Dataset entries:
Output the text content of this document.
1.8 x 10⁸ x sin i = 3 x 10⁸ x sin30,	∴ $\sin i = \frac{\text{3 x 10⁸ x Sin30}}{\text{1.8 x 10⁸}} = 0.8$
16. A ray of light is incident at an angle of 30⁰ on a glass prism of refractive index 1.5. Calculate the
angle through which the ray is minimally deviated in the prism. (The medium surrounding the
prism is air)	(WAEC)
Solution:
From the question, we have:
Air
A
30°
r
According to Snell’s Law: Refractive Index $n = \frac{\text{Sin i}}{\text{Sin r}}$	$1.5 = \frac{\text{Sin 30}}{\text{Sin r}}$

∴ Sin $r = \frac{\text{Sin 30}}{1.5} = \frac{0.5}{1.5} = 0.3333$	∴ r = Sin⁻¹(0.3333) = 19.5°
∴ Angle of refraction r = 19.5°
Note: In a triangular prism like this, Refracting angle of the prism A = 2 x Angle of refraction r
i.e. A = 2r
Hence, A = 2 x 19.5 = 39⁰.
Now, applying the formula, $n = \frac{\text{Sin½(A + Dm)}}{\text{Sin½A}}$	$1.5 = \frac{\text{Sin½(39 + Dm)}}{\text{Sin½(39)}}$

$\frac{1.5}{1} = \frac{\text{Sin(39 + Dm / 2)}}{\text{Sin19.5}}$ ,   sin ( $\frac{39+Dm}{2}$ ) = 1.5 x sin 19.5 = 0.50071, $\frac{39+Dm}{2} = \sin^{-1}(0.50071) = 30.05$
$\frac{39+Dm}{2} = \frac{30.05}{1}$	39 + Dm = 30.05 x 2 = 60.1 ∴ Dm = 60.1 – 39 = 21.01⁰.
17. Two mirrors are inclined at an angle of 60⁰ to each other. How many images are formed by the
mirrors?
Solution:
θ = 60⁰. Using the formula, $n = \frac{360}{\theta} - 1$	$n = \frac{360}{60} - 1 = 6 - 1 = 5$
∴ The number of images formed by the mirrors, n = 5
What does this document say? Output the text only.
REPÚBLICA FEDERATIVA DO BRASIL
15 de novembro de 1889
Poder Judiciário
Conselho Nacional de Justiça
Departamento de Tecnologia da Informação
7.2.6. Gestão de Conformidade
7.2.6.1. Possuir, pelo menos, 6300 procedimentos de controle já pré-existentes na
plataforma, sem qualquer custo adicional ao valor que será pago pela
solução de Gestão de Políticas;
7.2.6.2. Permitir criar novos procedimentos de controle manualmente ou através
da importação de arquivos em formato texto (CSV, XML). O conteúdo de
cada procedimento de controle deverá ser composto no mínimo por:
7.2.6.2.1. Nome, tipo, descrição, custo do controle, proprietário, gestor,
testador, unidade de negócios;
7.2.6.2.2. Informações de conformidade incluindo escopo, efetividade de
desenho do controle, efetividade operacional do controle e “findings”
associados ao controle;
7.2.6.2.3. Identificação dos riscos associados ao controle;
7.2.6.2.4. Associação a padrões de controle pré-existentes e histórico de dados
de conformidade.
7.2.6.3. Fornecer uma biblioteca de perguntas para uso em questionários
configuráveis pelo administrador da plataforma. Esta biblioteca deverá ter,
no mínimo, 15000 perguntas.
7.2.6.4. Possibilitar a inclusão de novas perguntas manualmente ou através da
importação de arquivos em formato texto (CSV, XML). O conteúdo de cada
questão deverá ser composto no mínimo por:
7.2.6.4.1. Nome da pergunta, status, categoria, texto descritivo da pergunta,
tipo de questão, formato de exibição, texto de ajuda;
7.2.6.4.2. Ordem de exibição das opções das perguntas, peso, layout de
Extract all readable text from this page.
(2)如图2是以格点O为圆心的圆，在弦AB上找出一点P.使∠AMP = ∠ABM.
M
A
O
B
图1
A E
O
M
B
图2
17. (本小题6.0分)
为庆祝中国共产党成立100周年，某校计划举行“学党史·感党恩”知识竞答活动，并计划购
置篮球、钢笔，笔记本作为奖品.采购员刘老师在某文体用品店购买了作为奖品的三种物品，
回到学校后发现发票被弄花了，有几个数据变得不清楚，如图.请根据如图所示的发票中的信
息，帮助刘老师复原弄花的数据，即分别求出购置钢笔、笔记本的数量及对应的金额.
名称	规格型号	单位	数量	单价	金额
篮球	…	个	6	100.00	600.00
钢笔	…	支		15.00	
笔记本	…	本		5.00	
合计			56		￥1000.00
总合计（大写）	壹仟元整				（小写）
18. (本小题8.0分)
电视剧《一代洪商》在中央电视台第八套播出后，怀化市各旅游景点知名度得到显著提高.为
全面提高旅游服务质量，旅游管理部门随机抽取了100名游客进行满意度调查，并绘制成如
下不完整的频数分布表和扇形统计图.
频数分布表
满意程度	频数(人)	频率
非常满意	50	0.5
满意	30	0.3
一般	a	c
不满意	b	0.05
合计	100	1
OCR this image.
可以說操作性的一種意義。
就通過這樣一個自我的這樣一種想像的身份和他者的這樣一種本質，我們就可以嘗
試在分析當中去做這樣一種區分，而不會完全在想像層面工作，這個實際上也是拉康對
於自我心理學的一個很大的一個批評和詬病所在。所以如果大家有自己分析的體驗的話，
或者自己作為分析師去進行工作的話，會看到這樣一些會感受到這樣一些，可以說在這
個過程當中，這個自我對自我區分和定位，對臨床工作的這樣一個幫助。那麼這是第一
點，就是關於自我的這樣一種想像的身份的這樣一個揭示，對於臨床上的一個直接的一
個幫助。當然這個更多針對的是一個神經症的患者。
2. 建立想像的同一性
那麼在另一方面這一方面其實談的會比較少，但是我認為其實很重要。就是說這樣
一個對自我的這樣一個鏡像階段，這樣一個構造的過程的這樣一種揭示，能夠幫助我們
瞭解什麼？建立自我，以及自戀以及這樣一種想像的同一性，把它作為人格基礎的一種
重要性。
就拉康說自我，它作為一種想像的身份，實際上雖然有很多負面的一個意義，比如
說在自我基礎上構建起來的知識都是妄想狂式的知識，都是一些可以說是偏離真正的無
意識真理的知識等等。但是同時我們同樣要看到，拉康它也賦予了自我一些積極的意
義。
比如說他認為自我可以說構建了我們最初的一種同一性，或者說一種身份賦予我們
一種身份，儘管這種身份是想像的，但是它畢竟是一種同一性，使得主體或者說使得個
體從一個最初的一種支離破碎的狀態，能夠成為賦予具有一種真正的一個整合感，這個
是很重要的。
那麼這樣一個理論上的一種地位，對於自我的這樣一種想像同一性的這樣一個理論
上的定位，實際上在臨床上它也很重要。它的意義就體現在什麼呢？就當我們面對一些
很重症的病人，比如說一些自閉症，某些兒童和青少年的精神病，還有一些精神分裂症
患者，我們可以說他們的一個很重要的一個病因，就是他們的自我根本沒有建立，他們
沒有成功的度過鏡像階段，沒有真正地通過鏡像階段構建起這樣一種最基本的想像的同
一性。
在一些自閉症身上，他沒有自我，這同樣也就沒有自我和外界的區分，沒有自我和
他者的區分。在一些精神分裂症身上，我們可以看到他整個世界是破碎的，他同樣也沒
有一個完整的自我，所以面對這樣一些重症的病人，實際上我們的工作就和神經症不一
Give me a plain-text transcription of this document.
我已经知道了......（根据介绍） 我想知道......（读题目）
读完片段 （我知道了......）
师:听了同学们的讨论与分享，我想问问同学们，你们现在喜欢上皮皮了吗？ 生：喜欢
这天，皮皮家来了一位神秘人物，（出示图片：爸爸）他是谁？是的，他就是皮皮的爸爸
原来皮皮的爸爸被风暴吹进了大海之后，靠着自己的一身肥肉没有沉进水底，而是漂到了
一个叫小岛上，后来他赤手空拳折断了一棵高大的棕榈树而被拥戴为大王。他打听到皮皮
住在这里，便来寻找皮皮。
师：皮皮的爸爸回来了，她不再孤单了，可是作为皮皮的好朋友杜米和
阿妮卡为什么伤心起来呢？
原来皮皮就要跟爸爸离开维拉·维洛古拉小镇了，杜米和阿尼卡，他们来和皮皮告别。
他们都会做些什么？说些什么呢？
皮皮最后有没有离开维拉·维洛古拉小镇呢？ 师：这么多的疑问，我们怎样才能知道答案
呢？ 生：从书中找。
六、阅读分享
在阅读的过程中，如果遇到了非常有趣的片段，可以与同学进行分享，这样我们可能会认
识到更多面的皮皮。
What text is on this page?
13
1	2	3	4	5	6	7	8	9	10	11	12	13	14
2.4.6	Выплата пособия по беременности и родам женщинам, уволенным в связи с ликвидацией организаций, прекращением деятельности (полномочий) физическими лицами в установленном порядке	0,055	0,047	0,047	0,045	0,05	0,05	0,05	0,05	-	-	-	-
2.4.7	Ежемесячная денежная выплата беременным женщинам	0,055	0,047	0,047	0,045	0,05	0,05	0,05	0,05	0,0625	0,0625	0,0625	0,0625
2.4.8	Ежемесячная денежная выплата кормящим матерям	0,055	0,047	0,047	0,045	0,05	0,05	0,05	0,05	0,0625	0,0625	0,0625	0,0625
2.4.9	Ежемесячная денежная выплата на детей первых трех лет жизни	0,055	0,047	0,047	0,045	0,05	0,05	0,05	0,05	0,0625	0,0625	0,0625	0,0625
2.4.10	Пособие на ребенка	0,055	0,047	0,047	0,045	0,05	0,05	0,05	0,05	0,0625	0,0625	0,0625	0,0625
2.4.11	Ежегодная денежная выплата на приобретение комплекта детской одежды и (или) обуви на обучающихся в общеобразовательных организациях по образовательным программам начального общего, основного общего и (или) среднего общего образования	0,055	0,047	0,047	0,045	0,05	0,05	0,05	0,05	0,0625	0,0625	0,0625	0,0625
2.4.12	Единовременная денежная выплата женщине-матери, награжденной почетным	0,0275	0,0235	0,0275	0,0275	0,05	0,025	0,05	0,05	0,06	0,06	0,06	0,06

What you should do: Copy every line above that holds the word "deverá".

Answer to the problem:
cada procedimento de controle deverá ser composto no mínimo por:
configuráveis pelo administrador da plataforma. Esta biblioteca deverá ter,
questão deverá ser composto no mínimo por:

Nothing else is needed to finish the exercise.